__TASK INSTRUCTIONS__. Omit every picture and write out the rest of the records exactly.

__STORED ROWS__.
=-=-=-=-=

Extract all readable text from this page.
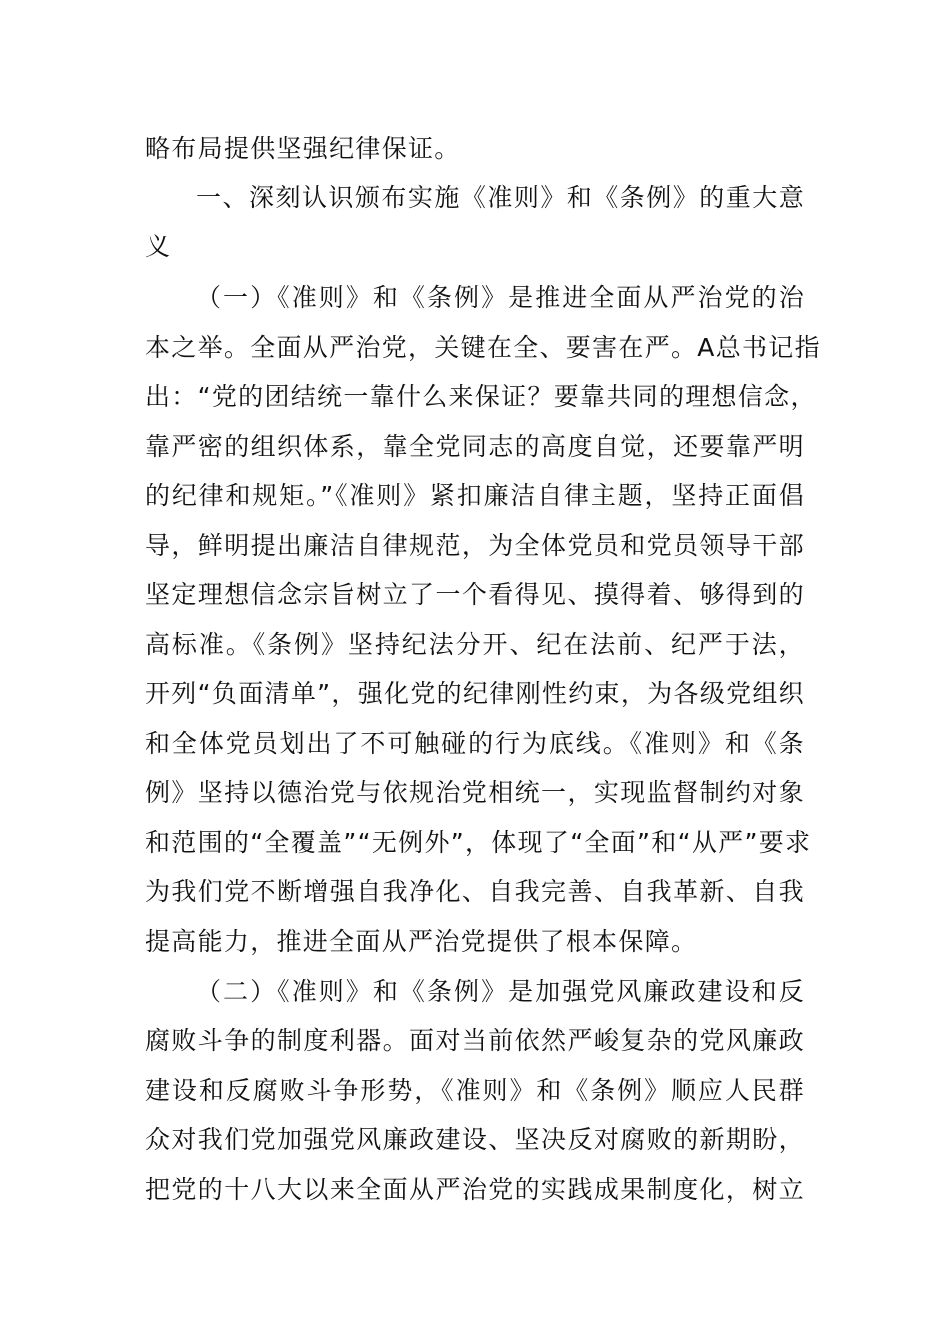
略布局提供坚强纪律保证。
一、深刻认识颁布实施《准则》和《条例》的重大意
义
（一）《准则》和《条例》是推进全面从严治党的治
本之举。全面从严治党，关键在全、要害在严。A总书记指
出：“党的团结统一靠什么来保证？要靠共同的理想信念，
靠严密的组织体系，靠全党同志的高度自觉，还要靠严明
的纪律和规矩。”《准则》紧扣廉洁自律主题，坚持正面倡
导，鲜明提出廉洁自律规范，为全体党员和党员领导干部
坚定理想信念宗旨树立了一个看得见、摸得着、够得到的
高标准。《条例》坚持纪法分开、纪在法前、纪严于法，
开列“负面清单”，强化党的纪律刚性约束，为各级党组织
和全体党员划出了不可触碰的行为底线。《准则》和《条
例》坚持以德治党与依规治党相统一，实现监督制约对象
和范围的“全覆盖”“无例外”，体现了“全面”和“从严”要求
为我们党不断增强自我净化、自我完善、自我革新、自我
提高能力，推进全面从严治党提供了根本保障。
（二）《准则》和《条例》是加强党风廉政建设和反
腐败斗争的制度利器。面对当前依然严峻复杂的党风廉政
建设和反腐败斗争形势，《准则》和《条例》顺应人民群
众对我们党加强党风廉政建设、坚决反对腐败的新期盼，
把党的十八大以来全面从严治党的实践成果制度化，树立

=-=-=-=-=

__WRITTEN SOLUTION__.
Extract all readable text from this page.
略布局提供坚强纪律保证。
一、深刻认识颁布实施《准则》和《条例》的重大意
义
（一）《准则》和《条例》是推进全面从严治党的治
本之举。全面从严治党，关键在全、要害在严。A总书记指
出：“党的团结统一靠什么来保证？要靠共同的理想信念，
靠严密的组织体系，靠全党同志的高度自觉，还要靠严明
的纪律和规矩。”《准则》紧扣廉洁自律主题，坚持正面倡
导，鲜明提出廉洁自律规范，为全体党员和党员领导干部
坚定理想信念宗旨树立了一个看得见、摸得着、够得到的
高标准。《条例》坚持纪法分开、纪在法前、纪严于法，
开列“负面清单”，强化党的纪律刚性约束，为各级党组织
和全体党员划出了不可触碰的行为底线。《准则》和《条
例》坚持以德治党与依规治党相统一，实现监督制约对象
和范围的“全覆盖”“无例外”，体现了“全面”和“从严”要求
为我们党不断增强自我净化、自我完善、自我革新、自我
提高能力，推进全面从严治党提供了根本保障。
（二）《准则》和《条例》是加强党风廉政建设和反
腐败斗争的制度利器。面对当前依然严峻复杂的党风廉政
建设和反腐败斗争形势，《准则》和《条例》顺应人民群
众对我们党加强党风廉政建设、坚决反对腐败的新期盼，
把党的十八大以来全面从严治党的实践成果制度化，树立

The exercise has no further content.